* _Given problem_
Find every line in the records below that holds the word "What" and copy it.

* BEGIN Data entries *

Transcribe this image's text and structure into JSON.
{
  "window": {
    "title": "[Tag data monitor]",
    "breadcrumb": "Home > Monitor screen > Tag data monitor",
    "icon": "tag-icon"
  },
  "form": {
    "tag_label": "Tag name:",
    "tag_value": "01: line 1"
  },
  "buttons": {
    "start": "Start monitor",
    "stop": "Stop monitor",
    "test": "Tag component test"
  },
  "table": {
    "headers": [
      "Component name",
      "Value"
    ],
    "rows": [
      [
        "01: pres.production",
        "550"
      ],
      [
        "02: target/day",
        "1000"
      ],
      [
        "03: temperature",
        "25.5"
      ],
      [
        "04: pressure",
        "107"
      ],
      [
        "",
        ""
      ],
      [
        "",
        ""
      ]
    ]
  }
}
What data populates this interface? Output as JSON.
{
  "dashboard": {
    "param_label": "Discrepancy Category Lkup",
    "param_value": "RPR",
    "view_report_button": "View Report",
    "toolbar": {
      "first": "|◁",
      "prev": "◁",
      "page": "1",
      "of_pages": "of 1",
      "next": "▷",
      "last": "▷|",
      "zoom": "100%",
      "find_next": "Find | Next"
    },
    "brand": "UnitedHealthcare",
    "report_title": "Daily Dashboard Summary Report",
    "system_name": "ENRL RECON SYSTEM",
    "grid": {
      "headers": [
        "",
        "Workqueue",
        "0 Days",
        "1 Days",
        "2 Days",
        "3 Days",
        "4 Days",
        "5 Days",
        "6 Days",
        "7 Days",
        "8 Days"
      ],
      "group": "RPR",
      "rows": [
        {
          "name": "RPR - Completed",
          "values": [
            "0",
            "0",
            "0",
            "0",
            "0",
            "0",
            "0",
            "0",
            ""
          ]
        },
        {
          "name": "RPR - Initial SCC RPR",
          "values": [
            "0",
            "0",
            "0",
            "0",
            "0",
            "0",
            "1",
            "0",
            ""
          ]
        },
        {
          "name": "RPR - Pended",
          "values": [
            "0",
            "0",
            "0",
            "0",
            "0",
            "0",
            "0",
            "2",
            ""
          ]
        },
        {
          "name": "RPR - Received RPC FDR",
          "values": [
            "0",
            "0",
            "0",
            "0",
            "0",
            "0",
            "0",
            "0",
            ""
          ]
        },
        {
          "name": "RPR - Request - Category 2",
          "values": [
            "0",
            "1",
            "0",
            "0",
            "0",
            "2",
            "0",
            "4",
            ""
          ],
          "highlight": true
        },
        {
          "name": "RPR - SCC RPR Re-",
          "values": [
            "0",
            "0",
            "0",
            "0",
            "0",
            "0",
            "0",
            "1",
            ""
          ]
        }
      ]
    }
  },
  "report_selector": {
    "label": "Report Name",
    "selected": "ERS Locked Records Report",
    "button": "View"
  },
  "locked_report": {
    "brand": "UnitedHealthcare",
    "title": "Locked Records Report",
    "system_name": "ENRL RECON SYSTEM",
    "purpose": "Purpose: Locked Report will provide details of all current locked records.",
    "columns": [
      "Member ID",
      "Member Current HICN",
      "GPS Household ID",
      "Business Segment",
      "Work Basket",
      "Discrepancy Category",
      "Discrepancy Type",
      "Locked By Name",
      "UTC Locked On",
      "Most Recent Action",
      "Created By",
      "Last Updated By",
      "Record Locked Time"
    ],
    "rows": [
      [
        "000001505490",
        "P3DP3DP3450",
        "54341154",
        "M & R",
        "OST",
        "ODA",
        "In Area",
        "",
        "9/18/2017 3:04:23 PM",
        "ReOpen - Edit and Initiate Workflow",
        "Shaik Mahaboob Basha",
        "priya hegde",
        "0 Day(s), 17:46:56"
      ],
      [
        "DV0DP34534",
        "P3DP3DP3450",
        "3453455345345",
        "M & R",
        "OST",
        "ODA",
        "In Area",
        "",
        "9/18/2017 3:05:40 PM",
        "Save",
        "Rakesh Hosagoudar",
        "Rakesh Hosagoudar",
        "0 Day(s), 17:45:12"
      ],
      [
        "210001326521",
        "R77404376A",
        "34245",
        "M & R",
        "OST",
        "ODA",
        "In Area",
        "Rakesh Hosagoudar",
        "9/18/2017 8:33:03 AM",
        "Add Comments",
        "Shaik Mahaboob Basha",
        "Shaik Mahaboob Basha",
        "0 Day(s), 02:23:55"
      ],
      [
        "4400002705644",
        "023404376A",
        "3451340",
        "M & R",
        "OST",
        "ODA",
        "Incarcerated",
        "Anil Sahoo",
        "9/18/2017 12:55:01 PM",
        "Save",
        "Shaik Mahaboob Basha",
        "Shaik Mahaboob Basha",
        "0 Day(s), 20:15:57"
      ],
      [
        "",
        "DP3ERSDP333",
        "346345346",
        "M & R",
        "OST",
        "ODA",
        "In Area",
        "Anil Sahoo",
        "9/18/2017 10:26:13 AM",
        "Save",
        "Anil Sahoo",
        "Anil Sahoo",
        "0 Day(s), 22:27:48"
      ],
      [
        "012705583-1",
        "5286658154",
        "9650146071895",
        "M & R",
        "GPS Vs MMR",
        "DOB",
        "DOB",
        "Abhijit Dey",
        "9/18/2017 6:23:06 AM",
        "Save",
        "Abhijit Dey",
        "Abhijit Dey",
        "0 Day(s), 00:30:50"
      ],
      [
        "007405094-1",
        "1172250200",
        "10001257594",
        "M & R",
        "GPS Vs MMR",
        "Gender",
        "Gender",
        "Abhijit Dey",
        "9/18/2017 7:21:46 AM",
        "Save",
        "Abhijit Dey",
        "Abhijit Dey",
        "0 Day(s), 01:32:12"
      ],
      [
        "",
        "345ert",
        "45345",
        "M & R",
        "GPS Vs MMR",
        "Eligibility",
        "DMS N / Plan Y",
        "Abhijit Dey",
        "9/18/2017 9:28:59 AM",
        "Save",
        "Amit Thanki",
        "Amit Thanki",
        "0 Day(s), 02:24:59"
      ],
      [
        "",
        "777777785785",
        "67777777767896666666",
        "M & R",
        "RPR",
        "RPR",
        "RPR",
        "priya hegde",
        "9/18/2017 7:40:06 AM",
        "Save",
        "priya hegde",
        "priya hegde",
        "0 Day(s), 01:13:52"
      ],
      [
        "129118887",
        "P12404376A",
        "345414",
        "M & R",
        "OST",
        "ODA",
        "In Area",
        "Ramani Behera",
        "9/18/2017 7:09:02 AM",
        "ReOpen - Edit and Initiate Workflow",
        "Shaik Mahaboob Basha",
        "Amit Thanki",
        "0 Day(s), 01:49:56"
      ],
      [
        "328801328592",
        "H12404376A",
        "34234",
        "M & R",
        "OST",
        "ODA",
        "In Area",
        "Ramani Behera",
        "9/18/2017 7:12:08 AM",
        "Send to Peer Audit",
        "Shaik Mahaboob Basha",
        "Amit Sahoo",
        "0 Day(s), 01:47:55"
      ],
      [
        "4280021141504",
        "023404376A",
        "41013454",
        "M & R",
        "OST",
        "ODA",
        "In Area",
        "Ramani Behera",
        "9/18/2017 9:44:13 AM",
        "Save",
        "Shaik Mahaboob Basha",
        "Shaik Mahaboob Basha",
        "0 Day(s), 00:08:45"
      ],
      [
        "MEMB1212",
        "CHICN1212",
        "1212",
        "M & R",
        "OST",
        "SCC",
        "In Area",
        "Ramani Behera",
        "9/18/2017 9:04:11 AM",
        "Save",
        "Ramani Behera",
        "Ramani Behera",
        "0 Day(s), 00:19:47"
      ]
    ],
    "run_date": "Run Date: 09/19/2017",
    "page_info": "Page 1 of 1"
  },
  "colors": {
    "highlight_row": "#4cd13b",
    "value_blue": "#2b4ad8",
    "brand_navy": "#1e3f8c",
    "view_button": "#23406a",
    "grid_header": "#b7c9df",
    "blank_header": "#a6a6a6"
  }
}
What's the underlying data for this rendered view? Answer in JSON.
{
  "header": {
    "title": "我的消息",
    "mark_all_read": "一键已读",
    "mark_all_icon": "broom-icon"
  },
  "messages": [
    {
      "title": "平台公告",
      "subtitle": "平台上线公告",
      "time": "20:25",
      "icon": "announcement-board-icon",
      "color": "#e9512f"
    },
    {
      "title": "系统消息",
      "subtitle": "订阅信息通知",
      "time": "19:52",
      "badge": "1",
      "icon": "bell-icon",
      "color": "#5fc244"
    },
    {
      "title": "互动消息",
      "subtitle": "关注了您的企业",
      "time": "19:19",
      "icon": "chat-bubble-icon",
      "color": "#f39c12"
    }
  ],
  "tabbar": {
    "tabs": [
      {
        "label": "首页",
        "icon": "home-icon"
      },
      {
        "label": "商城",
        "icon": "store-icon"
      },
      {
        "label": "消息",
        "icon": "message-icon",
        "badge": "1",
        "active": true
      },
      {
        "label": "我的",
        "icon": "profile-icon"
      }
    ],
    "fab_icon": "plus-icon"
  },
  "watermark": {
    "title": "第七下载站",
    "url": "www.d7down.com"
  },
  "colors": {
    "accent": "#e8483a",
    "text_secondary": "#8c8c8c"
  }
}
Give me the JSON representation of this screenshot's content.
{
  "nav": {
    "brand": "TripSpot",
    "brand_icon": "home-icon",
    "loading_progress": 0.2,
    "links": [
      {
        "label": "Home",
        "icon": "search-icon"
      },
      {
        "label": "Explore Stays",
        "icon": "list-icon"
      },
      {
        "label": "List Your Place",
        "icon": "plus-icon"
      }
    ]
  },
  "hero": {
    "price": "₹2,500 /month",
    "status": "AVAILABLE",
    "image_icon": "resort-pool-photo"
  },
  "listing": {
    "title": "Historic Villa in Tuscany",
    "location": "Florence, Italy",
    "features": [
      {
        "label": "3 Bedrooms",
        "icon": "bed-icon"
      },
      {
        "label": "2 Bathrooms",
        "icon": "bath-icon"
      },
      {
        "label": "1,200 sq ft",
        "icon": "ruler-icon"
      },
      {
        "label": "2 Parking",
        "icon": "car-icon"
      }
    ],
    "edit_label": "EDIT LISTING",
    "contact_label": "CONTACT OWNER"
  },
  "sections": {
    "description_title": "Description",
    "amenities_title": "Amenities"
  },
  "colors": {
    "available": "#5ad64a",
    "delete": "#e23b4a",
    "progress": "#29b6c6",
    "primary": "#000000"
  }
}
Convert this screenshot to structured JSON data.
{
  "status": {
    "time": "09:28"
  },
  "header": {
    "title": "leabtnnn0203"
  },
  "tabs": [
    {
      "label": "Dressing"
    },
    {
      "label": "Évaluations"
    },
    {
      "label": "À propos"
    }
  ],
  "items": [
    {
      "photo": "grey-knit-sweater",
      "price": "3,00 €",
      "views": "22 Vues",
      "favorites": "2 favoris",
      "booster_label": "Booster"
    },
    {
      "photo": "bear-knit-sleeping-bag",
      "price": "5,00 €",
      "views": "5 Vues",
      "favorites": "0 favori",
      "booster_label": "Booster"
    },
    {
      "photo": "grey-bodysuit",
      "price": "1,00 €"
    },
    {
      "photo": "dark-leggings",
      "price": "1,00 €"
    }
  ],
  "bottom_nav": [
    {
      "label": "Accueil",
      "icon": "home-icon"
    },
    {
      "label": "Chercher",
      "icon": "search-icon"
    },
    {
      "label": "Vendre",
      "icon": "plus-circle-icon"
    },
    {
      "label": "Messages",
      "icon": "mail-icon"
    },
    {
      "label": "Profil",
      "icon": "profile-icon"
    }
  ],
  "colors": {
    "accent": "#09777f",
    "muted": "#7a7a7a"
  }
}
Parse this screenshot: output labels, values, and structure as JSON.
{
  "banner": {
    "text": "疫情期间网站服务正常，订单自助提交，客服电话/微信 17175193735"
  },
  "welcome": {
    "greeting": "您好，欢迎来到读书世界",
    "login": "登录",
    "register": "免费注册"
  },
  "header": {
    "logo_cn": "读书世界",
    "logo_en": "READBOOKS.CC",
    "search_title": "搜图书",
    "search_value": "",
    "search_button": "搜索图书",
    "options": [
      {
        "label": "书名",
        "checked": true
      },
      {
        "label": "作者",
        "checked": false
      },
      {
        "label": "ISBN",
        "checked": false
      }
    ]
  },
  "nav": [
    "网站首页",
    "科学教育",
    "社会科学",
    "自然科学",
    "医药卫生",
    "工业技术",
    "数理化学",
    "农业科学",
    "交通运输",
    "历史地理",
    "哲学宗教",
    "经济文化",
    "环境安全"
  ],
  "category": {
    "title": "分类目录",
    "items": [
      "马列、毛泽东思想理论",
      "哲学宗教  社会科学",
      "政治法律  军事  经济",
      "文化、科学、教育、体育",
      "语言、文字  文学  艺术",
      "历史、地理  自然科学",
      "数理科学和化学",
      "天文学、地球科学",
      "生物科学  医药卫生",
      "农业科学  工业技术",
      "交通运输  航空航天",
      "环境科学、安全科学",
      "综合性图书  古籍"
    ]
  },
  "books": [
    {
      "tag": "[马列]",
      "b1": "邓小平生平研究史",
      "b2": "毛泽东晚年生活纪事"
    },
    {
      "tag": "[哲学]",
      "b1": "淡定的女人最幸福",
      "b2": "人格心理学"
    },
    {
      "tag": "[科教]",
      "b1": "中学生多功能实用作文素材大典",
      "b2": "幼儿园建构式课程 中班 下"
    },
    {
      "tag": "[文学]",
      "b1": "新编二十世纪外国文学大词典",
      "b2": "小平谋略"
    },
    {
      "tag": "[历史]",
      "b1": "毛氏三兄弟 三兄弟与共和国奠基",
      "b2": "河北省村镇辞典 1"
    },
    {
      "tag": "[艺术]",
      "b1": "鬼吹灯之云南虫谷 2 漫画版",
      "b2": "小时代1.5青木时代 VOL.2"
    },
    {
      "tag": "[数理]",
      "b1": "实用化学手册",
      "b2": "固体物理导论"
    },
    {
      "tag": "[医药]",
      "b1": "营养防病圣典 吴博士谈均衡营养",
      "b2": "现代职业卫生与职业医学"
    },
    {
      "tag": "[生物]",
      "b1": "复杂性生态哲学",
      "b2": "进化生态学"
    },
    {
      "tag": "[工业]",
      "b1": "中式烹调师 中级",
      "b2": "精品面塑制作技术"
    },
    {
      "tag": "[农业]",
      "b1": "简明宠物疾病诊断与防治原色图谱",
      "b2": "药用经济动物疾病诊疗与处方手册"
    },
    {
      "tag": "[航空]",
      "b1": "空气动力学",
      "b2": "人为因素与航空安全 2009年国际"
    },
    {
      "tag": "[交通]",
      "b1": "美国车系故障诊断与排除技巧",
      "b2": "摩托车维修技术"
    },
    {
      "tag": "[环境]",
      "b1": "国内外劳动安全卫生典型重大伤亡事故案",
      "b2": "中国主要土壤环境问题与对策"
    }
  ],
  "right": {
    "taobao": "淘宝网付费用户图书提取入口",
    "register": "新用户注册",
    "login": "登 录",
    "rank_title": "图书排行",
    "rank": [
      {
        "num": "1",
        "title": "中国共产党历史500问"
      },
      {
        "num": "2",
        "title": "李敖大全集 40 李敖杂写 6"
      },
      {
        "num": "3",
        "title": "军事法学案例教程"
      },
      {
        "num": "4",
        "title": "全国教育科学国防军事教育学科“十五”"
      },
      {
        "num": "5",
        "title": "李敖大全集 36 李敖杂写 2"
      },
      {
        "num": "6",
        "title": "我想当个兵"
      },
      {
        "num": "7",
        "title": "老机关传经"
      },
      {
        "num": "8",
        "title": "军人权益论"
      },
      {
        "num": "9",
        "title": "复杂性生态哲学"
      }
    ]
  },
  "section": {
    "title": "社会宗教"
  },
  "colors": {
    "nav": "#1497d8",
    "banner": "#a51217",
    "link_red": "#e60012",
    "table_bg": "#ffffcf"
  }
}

* END Data entries *

* _The completed task_
What data populates this interface? Output as JSON.
What's the underlying data for this rendered view? Answer in JSON.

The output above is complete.